STATED EXERCISE: Spot every line with the word "text" and return it.

RECORDS SHOWN:
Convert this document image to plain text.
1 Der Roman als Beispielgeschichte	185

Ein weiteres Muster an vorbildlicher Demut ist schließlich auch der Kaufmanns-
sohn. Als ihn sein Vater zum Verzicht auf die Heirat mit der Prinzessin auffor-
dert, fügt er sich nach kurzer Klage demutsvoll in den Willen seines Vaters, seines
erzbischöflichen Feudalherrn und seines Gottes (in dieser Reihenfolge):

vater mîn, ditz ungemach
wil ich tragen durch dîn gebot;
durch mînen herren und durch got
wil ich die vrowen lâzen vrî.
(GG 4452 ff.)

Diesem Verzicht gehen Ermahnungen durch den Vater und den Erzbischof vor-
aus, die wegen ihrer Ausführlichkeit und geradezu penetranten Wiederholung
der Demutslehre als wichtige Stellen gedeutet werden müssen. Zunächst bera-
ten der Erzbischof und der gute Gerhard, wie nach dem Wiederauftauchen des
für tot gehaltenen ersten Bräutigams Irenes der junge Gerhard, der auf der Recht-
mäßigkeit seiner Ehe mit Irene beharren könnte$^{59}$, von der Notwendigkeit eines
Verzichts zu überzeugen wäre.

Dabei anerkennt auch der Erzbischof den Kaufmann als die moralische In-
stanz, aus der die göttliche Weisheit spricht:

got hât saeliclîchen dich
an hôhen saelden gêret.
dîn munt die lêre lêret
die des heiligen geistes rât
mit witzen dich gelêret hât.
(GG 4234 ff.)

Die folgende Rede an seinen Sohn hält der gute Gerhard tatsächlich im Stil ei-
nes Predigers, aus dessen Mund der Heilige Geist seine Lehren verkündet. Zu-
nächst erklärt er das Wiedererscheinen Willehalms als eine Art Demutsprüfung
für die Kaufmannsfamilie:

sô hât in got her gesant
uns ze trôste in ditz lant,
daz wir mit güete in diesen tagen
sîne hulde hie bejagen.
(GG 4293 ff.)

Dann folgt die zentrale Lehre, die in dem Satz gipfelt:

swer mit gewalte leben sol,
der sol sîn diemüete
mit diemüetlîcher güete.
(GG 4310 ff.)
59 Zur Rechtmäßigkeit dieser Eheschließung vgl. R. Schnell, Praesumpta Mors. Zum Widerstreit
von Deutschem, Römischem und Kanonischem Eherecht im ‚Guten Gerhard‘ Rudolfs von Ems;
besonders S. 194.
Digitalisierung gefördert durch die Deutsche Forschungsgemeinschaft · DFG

---

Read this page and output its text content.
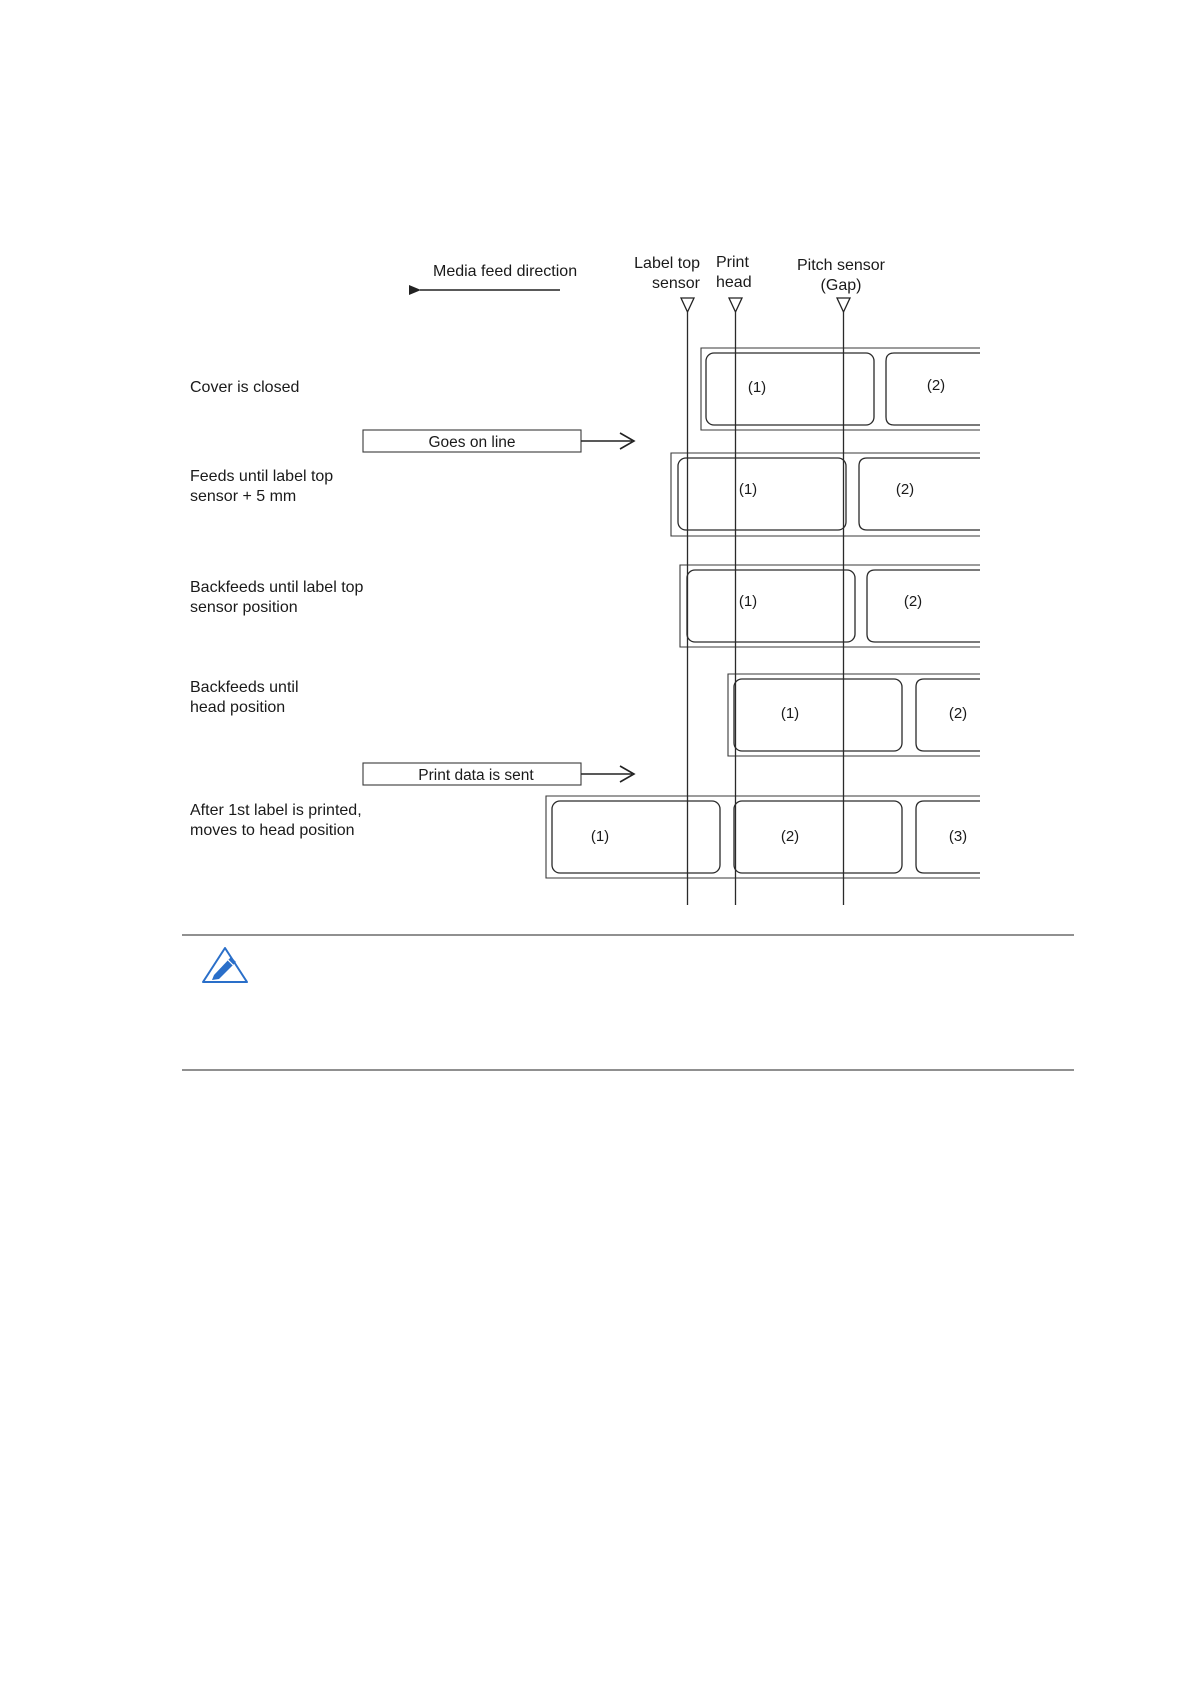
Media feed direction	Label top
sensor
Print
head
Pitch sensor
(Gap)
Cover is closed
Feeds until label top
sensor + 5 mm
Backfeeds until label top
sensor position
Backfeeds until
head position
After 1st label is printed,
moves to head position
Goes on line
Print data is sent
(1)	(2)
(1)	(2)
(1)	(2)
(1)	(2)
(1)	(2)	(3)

ANSWER FOR THIS EXERCISE:
Convert this document image to plain text.
Read this page and output its text content.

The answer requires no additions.